[Entries provided]

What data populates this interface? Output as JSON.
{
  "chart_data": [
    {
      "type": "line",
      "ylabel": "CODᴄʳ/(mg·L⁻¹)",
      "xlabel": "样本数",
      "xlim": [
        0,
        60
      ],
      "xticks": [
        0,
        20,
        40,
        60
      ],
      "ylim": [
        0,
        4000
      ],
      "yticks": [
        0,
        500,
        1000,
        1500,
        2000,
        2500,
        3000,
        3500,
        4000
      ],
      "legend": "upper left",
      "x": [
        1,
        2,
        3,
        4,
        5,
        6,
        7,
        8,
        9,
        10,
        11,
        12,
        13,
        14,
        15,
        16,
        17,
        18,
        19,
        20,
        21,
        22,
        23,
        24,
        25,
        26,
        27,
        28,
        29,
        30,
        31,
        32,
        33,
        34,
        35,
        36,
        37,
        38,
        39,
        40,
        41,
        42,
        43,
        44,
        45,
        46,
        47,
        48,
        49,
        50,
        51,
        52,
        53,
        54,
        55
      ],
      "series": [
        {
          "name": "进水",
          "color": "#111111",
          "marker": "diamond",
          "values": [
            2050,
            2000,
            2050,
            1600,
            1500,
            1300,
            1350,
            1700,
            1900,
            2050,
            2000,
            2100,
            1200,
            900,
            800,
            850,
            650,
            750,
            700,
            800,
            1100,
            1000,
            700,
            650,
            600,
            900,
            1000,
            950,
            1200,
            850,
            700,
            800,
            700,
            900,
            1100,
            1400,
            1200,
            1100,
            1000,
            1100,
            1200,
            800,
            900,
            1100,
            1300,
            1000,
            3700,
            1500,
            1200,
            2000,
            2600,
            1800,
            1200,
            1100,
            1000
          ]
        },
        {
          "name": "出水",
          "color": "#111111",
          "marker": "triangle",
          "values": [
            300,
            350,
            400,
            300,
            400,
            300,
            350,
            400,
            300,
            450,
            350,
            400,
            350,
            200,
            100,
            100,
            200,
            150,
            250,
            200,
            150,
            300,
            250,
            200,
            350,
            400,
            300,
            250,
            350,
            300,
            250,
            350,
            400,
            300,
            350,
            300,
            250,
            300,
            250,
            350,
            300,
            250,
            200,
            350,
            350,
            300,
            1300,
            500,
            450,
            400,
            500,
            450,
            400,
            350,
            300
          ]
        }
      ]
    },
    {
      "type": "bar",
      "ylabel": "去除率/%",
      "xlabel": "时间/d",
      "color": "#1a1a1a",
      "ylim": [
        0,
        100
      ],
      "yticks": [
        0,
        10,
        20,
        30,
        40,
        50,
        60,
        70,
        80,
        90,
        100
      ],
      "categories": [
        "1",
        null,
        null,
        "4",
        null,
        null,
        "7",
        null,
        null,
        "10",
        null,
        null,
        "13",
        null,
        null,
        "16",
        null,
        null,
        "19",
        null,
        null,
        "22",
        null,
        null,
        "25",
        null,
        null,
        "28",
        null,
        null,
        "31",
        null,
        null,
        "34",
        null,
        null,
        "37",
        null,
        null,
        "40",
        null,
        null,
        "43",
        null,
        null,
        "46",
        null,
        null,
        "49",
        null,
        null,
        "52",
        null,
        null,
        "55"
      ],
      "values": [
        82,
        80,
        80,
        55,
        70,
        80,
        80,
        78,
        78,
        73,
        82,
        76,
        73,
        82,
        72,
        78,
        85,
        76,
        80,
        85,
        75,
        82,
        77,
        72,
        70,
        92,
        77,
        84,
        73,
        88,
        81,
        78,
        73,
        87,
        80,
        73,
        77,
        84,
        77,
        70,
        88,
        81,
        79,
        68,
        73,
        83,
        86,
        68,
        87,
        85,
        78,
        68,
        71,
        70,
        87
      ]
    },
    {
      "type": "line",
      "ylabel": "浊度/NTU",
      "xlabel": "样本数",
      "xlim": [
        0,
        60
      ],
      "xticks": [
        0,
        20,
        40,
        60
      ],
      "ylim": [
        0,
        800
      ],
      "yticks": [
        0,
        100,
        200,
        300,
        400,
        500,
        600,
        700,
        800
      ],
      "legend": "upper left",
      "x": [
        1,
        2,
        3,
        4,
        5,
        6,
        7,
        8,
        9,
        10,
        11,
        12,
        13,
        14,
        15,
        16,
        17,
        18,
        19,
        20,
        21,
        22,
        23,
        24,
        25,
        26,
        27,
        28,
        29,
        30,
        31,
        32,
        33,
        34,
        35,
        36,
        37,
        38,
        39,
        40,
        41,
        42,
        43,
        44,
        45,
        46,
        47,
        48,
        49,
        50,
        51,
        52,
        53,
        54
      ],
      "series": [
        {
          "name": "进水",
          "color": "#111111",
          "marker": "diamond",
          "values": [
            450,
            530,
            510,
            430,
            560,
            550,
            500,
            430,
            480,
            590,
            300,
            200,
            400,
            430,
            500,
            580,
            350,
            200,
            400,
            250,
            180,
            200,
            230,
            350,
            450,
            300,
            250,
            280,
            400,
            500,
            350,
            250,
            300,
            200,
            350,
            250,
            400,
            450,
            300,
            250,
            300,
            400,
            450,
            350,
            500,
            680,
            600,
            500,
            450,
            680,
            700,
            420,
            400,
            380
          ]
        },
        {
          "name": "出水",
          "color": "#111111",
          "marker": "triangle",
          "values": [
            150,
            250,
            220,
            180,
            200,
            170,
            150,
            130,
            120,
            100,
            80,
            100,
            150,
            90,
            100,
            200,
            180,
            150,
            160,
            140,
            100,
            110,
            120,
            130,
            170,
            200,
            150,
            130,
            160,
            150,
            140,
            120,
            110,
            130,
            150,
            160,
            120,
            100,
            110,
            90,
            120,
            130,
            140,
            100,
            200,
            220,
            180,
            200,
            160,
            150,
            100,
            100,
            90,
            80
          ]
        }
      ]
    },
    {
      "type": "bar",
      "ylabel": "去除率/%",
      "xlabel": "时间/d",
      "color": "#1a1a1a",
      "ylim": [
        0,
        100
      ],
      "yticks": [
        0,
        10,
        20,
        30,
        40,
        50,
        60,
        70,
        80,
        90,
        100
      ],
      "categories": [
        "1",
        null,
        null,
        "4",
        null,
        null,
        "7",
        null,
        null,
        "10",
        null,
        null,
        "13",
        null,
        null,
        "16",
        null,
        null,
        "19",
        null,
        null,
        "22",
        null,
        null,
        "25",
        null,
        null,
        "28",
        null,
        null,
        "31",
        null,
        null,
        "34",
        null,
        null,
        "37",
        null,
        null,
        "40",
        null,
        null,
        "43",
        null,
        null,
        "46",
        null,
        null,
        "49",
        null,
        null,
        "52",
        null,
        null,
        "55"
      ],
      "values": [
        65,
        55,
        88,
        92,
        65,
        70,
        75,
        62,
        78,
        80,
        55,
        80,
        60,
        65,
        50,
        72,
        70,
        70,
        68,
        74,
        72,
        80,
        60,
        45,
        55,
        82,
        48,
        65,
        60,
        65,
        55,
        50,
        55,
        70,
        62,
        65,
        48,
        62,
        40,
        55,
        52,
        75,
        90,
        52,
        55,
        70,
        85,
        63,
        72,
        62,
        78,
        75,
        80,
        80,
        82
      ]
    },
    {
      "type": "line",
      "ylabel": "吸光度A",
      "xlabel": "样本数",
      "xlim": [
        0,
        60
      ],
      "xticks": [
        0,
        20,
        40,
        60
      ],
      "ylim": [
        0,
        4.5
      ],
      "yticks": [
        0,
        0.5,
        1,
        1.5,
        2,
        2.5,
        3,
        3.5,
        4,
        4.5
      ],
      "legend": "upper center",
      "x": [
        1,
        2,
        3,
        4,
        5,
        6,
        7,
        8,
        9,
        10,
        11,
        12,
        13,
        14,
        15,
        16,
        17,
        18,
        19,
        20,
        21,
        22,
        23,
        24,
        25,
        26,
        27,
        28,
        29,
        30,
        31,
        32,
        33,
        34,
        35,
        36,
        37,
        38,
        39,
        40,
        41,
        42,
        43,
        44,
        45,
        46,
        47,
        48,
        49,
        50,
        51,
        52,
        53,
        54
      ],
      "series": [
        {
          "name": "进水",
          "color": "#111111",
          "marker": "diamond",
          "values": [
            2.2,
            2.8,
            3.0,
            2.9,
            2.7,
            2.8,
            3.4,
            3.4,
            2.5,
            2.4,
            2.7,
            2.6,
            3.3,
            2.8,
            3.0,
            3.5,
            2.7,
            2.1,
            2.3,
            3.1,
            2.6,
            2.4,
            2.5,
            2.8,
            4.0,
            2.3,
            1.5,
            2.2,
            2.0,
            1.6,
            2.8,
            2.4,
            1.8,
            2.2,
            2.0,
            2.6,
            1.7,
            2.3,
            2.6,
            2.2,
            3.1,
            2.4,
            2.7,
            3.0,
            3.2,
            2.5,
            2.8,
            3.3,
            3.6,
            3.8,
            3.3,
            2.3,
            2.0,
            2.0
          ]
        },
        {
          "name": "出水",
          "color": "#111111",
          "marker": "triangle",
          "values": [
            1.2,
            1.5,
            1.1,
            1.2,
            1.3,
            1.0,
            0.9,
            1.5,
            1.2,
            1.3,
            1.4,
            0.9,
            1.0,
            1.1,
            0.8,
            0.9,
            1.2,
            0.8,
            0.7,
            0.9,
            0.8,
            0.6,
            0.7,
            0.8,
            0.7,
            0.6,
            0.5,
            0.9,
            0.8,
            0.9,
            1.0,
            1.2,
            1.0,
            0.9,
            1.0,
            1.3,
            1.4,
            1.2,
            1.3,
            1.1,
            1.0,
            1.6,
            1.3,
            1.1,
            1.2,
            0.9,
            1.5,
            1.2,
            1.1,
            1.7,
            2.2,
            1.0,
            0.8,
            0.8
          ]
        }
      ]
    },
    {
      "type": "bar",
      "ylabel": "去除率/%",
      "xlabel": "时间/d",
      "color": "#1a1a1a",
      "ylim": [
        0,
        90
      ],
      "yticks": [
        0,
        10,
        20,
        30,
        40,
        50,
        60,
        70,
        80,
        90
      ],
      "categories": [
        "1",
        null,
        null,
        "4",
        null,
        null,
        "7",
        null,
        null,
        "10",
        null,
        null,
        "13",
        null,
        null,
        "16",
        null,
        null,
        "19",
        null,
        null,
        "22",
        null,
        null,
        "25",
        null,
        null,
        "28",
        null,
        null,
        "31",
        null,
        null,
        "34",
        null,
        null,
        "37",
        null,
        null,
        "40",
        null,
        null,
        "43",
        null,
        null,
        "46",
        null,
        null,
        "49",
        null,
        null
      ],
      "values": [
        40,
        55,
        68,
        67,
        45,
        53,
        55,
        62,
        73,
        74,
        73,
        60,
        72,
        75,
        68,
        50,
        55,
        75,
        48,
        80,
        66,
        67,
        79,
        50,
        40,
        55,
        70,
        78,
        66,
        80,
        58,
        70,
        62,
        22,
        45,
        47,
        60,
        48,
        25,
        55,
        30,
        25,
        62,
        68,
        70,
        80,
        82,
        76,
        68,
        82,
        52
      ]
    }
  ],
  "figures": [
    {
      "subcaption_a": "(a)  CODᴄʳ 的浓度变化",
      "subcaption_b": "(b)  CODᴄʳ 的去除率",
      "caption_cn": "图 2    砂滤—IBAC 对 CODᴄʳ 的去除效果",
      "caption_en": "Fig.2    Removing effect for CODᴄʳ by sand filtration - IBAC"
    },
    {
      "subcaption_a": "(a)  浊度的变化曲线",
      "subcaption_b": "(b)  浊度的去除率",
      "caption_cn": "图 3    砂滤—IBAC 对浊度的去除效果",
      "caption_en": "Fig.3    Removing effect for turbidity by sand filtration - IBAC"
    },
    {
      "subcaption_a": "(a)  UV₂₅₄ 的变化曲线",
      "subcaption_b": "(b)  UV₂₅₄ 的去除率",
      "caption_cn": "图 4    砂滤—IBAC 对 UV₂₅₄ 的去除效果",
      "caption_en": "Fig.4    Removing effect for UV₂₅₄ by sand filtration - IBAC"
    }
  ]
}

[Instructions for the task]
Identify each line in the records above containing the word "effect"; copy those lines.

[Solution to the exercise]
      "caption_en": "Fig.2    Removing effect for CODᴄʳ by sand filtration - IBAC"
      "caption_en": "Fig.3    Removing effect for turbidity by sand filtration - IBAC"
      "caption_en": "Fig.4    Removing effect for UV₂₅₄ by sand filtration - IBAC"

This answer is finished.